Pull every "OUTROS" line out of the data below.

Supplied material:
◆ ◆ ◆ ◆ ◆

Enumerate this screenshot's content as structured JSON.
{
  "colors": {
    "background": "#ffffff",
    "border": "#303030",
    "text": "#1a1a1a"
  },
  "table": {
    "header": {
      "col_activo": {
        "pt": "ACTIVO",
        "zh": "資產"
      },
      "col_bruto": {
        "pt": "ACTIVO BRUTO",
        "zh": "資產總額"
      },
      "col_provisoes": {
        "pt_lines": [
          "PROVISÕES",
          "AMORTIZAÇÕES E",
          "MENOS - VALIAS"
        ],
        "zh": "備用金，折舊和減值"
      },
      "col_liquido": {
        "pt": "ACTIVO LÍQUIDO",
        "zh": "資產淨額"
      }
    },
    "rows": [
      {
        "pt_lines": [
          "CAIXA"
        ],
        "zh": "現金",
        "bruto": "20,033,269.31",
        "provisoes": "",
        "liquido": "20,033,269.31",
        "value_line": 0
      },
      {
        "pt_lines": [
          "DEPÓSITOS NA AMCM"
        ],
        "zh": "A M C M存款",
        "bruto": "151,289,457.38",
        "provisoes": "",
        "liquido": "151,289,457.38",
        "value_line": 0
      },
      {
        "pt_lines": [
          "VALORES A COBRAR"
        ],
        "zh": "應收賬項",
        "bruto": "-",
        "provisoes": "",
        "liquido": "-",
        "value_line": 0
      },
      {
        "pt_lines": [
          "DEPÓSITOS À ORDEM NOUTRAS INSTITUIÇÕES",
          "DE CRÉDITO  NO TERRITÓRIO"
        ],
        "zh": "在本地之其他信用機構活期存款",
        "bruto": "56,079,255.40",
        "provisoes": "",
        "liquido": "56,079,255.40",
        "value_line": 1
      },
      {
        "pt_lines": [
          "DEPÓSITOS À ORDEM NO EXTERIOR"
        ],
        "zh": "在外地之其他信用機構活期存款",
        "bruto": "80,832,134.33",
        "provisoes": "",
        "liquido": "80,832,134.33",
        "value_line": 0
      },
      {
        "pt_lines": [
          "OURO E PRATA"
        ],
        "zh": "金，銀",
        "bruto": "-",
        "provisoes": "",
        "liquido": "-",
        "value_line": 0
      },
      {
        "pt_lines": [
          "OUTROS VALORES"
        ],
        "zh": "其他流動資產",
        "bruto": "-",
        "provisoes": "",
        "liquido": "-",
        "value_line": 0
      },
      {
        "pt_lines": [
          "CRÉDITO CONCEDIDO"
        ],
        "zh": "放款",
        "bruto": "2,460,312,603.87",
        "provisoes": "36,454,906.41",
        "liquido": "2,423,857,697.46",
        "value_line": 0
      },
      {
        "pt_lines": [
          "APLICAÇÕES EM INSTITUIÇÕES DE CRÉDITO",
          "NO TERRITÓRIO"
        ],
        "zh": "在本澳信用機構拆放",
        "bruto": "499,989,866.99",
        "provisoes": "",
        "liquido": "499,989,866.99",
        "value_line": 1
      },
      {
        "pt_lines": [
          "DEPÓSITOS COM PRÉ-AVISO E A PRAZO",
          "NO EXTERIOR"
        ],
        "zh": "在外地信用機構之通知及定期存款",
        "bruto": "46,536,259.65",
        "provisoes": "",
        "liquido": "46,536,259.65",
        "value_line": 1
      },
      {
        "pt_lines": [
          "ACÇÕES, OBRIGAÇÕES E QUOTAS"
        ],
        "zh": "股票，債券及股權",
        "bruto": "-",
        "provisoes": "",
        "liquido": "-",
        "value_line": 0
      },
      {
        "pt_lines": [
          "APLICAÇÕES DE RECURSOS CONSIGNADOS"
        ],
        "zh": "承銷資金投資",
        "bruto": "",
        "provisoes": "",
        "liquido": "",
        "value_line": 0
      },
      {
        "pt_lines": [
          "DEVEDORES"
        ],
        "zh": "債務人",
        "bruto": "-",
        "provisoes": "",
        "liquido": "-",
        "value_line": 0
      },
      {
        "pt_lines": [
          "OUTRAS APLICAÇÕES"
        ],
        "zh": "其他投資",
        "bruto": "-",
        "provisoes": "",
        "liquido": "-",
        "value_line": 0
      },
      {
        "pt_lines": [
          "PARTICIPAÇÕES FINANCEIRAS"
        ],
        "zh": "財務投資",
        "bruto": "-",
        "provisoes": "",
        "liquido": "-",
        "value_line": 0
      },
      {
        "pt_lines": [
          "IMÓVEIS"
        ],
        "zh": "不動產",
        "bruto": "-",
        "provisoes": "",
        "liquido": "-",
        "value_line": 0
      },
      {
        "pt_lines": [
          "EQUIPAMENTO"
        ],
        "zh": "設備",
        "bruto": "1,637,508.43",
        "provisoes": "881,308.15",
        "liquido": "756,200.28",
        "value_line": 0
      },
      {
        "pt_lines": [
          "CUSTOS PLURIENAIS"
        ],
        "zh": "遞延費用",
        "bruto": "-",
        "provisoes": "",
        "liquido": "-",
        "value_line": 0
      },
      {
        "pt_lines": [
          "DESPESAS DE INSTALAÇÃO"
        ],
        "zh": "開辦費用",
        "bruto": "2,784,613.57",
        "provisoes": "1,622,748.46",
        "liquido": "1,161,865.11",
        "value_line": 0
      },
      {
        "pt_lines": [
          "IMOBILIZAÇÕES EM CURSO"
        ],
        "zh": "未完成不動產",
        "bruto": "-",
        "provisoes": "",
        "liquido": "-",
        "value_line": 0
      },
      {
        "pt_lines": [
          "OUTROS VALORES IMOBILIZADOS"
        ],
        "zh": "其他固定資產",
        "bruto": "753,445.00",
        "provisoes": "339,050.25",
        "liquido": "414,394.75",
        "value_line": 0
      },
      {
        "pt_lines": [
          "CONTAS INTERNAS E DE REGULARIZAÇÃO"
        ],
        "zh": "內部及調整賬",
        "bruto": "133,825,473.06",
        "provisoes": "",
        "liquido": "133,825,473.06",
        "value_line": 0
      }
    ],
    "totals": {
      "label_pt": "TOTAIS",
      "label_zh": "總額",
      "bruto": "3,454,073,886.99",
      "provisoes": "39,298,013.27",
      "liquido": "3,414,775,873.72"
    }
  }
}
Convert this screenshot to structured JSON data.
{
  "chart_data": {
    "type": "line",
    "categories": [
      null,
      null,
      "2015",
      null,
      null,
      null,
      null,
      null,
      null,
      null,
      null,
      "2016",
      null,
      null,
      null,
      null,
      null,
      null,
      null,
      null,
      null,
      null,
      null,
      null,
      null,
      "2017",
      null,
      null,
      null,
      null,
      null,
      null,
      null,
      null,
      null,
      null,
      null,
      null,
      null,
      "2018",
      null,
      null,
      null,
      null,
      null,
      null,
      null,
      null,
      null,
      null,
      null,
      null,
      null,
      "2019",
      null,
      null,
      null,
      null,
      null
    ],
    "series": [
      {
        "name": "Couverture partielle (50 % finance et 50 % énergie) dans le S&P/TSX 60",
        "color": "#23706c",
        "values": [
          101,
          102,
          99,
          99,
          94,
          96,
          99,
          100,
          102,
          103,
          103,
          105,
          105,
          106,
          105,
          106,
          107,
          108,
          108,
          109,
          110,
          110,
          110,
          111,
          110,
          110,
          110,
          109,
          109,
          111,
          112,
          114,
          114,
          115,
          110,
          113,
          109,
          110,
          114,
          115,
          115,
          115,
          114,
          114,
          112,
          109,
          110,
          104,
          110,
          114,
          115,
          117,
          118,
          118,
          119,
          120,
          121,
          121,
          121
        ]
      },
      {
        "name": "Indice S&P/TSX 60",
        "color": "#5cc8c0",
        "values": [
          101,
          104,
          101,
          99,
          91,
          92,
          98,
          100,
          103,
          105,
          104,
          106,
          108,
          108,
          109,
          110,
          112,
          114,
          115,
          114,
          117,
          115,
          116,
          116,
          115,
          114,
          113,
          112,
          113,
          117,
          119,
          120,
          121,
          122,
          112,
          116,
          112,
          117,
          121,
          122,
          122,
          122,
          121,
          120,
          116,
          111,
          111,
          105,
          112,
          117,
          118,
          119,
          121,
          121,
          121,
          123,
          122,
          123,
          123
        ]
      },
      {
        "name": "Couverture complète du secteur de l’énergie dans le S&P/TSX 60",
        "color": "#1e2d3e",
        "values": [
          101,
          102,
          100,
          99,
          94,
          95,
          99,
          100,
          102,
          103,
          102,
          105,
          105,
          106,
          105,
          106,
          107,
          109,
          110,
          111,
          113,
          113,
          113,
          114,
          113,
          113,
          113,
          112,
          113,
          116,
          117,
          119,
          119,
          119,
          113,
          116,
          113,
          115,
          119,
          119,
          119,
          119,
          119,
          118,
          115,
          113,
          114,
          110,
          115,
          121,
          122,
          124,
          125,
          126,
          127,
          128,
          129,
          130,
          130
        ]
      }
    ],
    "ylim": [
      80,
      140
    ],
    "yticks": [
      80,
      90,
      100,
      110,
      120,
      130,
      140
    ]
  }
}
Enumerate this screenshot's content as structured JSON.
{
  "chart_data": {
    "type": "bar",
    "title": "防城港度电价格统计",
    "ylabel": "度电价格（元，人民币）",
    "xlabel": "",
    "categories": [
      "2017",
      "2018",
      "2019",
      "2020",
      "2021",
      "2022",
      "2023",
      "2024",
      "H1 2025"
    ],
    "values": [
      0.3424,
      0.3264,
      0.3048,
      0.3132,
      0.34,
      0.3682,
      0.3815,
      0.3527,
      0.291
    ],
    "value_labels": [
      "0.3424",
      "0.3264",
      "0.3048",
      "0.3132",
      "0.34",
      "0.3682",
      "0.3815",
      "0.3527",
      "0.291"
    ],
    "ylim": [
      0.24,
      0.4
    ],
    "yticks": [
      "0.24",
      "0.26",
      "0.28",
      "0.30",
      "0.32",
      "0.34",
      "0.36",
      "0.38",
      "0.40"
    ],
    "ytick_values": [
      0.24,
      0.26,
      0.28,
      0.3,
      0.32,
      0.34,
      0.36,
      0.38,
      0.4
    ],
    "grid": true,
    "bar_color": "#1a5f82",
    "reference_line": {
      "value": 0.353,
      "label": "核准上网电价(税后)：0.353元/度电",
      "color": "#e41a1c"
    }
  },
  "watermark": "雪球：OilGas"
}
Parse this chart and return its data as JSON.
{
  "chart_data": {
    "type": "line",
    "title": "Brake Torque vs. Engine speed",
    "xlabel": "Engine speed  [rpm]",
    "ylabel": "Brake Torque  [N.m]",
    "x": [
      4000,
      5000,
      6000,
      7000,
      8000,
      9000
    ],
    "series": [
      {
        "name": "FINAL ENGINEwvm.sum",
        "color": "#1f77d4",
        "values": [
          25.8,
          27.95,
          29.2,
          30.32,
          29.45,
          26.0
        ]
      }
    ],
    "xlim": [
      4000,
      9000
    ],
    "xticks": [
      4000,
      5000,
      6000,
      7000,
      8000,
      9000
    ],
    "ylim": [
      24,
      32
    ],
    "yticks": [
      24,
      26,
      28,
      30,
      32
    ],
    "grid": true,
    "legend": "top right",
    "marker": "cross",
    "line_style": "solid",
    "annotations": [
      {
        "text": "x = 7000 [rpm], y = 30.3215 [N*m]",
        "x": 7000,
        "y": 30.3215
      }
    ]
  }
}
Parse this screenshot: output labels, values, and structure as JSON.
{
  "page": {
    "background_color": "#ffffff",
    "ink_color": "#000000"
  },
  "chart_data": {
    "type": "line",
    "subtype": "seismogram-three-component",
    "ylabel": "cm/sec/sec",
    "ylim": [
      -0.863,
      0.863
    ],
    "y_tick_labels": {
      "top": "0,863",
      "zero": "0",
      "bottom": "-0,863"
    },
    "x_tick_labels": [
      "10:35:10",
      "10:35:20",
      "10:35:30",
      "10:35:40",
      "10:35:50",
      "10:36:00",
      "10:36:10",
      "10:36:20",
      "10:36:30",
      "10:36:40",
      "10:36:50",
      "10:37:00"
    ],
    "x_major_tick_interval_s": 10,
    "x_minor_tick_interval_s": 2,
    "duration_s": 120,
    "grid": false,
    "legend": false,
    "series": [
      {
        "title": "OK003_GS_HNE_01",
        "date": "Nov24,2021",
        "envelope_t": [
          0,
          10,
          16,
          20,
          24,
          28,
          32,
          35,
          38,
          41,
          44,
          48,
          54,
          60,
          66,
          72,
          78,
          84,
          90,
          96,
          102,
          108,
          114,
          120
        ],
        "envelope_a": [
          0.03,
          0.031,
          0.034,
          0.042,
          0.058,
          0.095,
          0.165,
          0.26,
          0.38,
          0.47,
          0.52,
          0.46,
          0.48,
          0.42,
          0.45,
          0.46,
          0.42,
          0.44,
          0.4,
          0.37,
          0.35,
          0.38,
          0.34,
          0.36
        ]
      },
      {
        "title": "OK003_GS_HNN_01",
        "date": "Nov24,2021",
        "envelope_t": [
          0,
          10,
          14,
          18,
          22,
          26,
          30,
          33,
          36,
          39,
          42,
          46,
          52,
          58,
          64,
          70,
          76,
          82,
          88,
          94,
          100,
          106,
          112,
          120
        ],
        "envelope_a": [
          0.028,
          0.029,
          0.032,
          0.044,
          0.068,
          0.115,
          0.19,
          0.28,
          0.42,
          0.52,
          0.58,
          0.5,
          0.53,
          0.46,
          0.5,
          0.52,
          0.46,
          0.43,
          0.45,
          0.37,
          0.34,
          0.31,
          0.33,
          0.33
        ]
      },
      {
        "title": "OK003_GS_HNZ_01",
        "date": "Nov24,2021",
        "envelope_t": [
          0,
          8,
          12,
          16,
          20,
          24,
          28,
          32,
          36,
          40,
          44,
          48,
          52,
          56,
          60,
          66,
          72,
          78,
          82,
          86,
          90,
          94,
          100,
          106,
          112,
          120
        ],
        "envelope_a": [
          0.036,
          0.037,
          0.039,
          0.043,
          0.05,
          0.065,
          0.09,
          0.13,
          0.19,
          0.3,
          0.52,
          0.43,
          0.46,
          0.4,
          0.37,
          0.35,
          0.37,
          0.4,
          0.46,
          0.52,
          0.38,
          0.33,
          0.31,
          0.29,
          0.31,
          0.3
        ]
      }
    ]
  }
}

◆ ◆ ◆ ◆ ◆

Response to this task:
          "OUTROS VALORES"
          "OUTROS VALORES IMOBILIZADOS"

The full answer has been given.